PASSAGE PROVIDED:
--------------------------------------------------
Just as we saw in the last 21/2 years of the Bush administration, the Obama administration obviously has listened to respond, rather than listening to hear.
The president dismisses his lack of success by claiming he has not communicated his message enough. Really? I don’t care how many news conferences you have, how many speeches you give, or how much money you spend on public relations, if the dog food is bad, the dogs won’t eat it.
The American people are unhappy with the direction of the country. They have a deep antipathy toward the federal government’s activism, and they have actively opposed the Democrats’ health care proposals.
The elections in New Jersey, Virginia and Massachusetts have given evidence that the message is not the problem, it’s the substance of the policy that is coming out of Washington that has people saying, “I’m mad as heck, and I’m not going to take it anymore.”
With today’s technology, the American people can research, engage and find out more about what’s in legislation than ever before. This is what has stalled the health care bill. It is now not unusual for common citizens to know more about bills than members of Congress.
Americans don’t like what they’ve seen over the past eight months. President Obama signed an omnibus spending bill last December, costing $447 billion. It expanded federal spending by 12 percent while inflation grew by 1.8 percent. According to Taxpayers for Common Sense, there were 5,224 pork-barrel projects that cost $3.9 billion, including one called “The Shrimp Industry Fishing Effort Research Continuation,” costing us all $700,000. This irresponsible spending makes us all a bit cynical.
--------------------------------------------------
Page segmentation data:
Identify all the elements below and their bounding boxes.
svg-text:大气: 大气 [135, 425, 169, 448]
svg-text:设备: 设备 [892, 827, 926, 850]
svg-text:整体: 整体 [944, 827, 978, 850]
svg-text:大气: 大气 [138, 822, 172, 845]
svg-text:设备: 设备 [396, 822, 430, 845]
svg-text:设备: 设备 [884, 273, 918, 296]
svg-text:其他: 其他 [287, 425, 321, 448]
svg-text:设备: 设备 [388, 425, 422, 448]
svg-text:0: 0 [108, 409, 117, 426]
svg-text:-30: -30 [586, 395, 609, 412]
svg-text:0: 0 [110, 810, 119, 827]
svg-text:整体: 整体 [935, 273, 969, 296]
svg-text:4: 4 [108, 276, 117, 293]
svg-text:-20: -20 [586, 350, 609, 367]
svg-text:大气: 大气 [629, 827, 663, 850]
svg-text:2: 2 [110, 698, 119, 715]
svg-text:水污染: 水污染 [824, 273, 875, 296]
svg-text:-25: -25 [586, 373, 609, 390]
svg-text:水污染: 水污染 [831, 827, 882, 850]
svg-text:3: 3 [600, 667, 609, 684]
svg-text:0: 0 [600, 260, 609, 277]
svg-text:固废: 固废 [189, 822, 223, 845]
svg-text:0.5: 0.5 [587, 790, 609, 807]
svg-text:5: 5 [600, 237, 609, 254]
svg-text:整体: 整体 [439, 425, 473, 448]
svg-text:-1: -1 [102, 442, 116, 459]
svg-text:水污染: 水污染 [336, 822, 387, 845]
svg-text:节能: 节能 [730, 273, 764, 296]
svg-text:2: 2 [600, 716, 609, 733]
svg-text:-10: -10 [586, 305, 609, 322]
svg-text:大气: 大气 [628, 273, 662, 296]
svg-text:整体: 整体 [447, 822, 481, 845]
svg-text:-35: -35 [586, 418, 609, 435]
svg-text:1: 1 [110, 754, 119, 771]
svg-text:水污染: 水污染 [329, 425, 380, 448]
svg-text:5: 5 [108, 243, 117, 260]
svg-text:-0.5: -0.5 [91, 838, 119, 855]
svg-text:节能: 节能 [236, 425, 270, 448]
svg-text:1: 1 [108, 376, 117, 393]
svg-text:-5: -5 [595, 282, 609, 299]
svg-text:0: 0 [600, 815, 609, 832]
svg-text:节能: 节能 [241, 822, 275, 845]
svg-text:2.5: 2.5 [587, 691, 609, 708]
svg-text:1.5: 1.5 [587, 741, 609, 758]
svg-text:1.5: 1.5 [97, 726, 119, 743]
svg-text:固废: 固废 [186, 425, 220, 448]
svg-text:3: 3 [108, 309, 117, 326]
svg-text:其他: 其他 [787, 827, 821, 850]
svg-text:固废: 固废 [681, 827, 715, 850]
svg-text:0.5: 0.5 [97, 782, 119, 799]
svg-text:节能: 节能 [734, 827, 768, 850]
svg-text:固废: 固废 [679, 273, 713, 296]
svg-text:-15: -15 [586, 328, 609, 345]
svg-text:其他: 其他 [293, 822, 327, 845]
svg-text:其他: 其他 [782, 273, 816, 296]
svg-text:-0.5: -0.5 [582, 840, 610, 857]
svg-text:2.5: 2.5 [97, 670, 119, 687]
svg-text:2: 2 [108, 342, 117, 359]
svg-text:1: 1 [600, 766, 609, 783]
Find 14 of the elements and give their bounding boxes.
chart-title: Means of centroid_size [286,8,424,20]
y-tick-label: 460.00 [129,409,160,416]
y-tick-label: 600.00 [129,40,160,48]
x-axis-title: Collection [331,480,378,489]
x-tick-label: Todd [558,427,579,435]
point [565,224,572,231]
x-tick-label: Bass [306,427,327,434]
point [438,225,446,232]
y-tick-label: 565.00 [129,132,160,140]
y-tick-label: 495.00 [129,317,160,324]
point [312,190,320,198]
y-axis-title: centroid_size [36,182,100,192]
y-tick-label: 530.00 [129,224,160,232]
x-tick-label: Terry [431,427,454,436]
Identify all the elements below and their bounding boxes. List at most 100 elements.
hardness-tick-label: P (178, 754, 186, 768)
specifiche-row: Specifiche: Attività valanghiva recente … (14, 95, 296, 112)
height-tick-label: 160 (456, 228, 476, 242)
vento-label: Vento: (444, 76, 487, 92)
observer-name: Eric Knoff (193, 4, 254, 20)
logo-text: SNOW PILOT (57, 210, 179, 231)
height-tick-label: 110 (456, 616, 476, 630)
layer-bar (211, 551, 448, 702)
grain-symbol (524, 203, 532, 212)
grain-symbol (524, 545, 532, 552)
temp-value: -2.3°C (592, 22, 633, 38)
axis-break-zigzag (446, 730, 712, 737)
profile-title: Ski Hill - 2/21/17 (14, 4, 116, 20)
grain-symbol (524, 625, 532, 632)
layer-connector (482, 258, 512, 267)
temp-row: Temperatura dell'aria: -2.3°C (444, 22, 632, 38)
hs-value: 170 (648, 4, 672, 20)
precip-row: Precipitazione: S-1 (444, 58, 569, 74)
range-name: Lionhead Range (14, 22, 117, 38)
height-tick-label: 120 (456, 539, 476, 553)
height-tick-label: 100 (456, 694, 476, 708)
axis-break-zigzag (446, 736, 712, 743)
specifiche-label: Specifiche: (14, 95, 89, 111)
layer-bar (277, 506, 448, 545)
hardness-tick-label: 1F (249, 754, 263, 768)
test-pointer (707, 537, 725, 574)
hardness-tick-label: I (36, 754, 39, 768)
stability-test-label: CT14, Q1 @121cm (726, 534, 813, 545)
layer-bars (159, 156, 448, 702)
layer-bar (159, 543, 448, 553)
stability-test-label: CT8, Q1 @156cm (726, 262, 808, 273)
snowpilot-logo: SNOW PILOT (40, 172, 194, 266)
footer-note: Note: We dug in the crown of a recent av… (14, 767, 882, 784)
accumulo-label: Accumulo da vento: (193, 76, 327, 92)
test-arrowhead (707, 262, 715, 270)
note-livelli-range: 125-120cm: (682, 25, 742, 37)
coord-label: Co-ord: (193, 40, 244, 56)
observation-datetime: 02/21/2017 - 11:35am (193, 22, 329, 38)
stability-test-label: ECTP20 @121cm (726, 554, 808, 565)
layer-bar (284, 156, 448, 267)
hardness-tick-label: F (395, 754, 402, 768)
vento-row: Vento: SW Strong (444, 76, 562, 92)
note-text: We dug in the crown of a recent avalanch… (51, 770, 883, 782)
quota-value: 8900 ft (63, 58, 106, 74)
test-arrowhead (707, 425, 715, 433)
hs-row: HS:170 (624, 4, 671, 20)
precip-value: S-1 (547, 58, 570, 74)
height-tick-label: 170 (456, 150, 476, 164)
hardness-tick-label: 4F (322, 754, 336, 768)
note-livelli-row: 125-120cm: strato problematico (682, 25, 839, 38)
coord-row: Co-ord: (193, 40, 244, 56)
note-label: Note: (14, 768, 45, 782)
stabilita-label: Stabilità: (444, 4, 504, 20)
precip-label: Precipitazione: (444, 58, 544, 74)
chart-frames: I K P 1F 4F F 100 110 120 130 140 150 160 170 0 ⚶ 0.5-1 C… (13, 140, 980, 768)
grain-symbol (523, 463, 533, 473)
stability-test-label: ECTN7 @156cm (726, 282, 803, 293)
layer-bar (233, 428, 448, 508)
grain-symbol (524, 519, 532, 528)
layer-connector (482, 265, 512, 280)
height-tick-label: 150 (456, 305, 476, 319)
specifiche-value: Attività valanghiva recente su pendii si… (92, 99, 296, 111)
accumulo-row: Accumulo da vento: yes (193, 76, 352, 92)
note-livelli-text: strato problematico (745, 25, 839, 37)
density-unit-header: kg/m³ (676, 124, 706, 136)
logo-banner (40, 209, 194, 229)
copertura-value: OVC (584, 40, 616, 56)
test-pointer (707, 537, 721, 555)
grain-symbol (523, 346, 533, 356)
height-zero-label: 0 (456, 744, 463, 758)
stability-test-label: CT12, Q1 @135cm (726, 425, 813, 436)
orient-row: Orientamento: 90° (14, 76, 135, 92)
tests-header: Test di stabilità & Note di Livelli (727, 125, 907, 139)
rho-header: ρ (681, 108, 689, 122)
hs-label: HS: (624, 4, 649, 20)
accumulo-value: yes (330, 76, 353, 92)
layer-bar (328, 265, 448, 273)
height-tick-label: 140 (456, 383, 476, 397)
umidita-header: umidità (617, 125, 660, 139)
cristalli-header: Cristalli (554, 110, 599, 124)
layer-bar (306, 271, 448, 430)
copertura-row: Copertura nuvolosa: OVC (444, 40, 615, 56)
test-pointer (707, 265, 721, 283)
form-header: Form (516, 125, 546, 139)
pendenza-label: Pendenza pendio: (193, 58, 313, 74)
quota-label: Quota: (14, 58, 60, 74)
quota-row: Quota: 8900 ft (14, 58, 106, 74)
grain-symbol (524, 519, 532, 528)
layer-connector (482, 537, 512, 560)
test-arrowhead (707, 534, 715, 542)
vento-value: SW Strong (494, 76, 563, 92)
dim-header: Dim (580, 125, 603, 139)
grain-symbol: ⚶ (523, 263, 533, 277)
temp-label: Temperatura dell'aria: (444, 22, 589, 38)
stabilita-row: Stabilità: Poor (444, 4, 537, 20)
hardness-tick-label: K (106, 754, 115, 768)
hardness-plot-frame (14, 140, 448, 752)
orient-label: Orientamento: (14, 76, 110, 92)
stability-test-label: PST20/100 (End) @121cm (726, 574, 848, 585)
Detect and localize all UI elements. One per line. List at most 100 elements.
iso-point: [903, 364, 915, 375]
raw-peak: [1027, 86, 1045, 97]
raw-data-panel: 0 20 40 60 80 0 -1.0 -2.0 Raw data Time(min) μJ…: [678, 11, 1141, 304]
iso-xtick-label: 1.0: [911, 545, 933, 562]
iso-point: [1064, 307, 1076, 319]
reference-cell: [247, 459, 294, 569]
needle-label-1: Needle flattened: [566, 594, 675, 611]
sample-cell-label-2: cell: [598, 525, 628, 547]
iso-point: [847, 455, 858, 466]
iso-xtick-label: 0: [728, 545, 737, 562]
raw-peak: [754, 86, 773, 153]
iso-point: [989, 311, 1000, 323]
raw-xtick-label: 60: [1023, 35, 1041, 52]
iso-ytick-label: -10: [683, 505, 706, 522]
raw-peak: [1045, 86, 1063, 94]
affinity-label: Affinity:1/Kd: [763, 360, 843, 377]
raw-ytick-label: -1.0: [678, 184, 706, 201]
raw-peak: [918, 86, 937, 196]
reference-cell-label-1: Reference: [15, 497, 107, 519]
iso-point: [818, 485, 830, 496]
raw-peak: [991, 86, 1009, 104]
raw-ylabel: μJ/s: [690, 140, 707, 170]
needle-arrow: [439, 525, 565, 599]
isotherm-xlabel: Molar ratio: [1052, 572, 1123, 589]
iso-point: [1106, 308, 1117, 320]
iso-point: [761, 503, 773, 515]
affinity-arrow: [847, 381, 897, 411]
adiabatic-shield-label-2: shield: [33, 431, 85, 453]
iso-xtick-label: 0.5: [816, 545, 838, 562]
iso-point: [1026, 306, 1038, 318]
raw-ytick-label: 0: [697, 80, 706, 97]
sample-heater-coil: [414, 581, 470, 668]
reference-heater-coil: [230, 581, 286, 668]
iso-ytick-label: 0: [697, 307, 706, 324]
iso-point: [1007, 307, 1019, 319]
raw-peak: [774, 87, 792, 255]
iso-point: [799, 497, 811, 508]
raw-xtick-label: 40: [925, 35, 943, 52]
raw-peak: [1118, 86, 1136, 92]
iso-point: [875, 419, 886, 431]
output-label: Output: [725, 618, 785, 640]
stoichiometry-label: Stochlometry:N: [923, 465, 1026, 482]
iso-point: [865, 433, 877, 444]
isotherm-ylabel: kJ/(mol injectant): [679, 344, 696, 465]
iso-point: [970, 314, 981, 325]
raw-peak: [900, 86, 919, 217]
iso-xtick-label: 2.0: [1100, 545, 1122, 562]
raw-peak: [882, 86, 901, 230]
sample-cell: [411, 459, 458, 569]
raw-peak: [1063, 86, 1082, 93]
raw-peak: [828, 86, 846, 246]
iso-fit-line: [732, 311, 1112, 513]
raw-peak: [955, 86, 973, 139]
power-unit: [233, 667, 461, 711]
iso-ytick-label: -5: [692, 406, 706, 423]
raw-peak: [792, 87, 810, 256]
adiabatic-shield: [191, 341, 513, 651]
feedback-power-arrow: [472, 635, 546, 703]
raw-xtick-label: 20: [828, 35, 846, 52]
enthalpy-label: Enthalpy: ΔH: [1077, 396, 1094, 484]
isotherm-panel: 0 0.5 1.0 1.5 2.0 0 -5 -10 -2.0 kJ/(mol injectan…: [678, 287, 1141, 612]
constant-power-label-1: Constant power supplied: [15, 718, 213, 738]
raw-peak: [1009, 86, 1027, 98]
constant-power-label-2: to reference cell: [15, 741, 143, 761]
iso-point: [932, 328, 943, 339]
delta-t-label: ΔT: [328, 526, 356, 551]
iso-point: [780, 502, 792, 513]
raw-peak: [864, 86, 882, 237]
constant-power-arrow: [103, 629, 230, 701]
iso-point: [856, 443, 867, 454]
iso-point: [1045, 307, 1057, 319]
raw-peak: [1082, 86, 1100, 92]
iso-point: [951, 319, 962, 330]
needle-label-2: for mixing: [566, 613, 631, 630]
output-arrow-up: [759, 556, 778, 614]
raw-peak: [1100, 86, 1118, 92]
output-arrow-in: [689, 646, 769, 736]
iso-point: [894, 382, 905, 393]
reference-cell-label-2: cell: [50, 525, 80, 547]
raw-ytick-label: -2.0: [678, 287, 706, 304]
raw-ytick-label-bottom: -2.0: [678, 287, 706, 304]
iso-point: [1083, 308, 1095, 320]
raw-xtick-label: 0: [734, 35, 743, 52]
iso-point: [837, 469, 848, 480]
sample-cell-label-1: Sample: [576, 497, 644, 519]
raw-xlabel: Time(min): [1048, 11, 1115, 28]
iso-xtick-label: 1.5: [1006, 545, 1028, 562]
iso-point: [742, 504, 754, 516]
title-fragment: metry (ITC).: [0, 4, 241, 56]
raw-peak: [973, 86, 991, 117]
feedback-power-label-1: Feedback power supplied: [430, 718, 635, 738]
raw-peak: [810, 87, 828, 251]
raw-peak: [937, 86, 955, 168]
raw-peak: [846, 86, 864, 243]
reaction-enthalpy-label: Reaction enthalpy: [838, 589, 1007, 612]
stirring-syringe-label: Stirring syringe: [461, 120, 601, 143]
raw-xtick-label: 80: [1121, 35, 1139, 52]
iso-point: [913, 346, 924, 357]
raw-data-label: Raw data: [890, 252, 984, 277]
--------------------------------------------------
WORK INSTRUCTIONS: Rewrite the opinion piece from "The elections in" to "members of Congress.", changing "Congress" to "the Senate". These items have no connection to the opinion piece.

ANSWER FOR THE TASK:
The elections in New Jersey, Virginia and Massachusetts have given evidence that the message is not the problem, it’s the substance of the policy that is coming out of Washington that has people saying, “I’m mad as heck, and I’m not going to take it anymore.”
With today’s technology, the American people can research, engage and find out more about what’s in legislation than ever before. This is what has stalled the health care bill. It is now not unusual for common citizens to know more about bills than members of the Senate.